═══ Material

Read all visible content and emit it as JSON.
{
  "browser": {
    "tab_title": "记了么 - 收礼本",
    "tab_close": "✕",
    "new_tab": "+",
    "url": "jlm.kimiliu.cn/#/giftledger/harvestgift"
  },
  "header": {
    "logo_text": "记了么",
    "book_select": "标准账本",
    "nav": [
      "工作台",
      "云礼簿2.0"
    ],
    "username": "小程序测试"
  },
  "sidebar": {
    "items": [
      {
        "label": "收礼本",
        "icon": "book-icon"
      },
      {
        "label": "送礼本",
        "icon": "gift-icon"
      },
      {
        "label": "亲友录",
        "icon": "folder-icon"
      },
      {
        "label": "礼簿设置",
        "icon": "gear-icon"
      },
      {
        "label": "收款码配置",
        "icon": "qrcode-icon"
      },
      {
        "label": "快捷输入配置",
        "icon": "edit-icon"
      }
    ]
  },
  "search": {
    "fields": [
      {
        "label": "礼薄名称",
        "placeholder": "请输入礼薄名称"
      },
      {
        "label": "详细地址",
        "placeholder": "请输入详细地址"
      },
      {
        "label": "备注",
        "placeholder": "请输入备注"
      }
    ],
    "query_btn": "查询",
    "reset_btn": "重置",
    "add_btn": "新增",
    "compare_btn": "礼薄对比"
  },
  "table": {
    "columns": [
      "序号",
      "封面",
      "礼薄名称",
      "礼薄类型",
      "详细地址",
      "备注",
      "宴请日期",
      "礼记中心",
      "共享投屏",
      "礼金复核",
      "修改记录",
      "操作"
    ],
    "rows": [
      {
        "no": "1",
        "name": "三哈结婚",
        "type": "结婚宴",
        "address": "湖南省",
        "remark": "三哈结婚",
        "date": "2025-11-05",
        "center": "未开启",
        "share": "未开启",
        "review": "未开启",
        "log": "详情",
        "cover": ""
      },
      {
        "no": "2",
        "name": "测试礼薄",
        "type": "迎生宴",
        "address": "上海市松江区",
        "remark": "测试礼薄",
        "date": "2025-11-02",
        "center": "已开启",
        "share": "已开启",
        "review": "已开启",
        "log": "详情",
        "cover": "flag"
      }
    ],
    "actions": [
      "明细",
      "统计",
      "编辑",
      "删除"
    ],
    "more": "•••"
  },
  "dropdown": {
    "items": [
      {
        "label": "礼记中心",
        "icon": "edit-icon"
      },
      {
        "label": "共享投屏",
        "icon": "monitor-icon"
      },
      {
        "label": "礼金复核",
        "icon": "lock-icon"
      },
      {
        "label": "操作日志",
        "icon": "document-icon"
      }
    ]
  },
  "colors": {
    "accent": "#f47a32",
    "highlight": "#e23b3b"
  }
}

══════

> _What the task asks_: Print out the whole listing exactly as it appears.

> _The answer_:
Read all visible content and emit it as JSON.
{
  "browser": {
    "tab_title": "记了么 - 收礼本",
    "tab_close": "✕",
    "new_tab": "+",
    "url": "jlm.kimiliu.cn/#/giftledger/harvestgift"
  },
  "header": {
    "logo_text": "记了么",
    "book_select": "标准账本",
    "nav": [
      "工作台",
      "云礼簿2.0"
    ],
    "username": "小程序测试"
  },
  "sidebar": {
    "items": [
      {
        "label": "收礼本",
        "icon": "book-icon"
      },
      {
        "label": "送礼本",
        "icon": "gift-icon"
      },
      {
        "label": "亲友录",
        "icon": "folder-icon"
      },
      {
        "label": "礼簿设置",
        "icon": "gear-icon"
      },
      {
        "label": "收款码配置",
        "icon": "qrcode-icon"
      },
      {
        "label": "快捷输入配置",
        "icon": "edit-icon"
      }
    ]
  },
  "search": {
    "fields": [
      {
        "label": "礼薄名称",
        "placeholder": "请输入礼薄名称"
      },
      {
        "label": "详细地址",
        "placeholder": "请输入详细地址"
      },
      {
        "label": "备注",
        "placeholder": "请输入备注"
      }
    ],
    "query_btn": "查询",
    "reset_btn": "重置",
    "add_btn": "新增",
    "compare_btn": "礼薄对比"
  },
  "table": {
    "columns": [
      "序号",
      "封面",
      "礼薄名称",
      "礼薄类型",
      "详细地址",
      "备注",
      "宴请日期",
      "礼记中心",
      "共享投屏",
      "礼金复核",
      "修改记录",
      "操作"
    ],
    "rows": [
      {
        "no": "1",
        "name": "三哈结婚",
        "type": "结婚宴",
        "address": "湖南省",
        "remark": "三哈结婚",
        "date": "2025-11-05",
        "center": "未开启",
        "share": "未开启",
        "review": "未开启",
        "log": "详情",
        "cover": ""
      },
      {
        "no": "2",
        "name": "测试礼薄",
        "type": "迎生宴",
        "address": "上海市松江区",
        "remark": "测试礼薄",
        "date": "2025-11-02",
        "center": "已开启",
        "share": "已开启",
        "review": "已开启",
        "log": "详情",
        "cover": "flag"
      }
    ],
    "actions": [
      "明细",
      "统计",
      "编辑",
      "删除"
    ],
    "more": "•••"
  },
  "dropdown": {
    "items": [
      {
        "label": "礼记中心",
        "icon": "edit-icon"
      },
      {
        "label": "共享投屏",
        "icon": "monitor-icon"
      },
      {
        "label": "礼金复核",
        "icon": "lock-icon"
      },
      {
        "label": "操作日志",
        "icon": "document-icon"
      }
    ]
  },
  "colors": {
    "accent": "#f47a32",
    "highlight": "#e23b3b"
  }
}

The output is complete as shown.